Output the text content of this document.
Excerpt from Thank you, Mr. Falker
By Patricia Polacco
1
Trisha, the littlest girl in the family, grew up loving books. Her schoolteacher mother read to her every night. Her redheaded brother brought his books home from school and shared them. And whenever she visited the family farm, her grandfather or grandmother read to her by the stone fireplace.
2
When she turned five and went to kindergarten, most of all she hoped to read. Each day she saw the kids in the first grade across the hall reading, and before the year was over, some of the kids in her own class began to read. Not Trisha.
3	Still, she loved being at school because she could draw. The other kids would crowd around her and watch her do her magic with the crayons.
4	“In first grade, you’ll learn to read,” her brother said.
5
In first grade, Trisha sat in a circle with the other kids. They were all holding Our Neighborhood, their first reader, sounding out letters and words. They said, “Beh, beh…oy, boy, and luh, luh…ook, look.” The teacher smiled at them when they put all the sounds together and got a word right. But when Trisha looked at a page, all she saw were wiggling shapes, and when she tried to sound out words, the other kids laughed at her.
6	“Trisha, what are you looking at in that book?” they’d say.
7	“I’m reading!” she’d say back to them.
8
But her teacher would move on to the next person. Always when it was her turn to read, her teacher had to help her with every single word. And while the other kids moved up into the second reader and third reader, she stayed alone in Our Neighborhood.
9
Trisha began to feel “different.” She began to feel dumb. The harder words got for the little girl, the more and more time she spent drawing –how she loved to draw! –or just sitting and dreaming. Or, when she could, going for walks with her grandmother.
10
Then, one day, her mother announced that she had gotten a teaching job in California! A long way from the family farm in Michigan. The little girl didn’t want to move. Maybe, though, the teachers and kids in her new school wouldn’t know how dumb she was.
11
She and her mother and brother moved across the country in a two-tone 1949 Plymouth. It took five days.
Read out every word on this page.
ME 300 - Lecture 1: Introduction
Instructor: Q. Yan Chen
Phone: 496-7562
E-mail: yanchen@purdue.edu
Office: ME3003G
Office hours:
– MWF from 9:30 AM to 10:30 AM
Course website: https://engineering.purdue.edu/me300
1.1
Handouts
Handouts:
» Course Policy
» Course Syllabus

________

> _Requirement_
Every line of the records that includes the word "farm" should be gathered.

> _Solved exercise_
Trisha, the littlest girl in the family, grew up loving books. Her schoolteacher mother read to her every night. Her redheaded brother brought his books home from school and shared them. And whenever she visited the family farm, her grandfather or grandmother read to her by the stone fireplace.
Then, one day, her mother announced that she had gotten a teaching job in California! A long way from the family farm in Michigan. The little girl didn’t want to move. Maybe, though, the teachers and kids in her new school wouldn’t know how dumb she was.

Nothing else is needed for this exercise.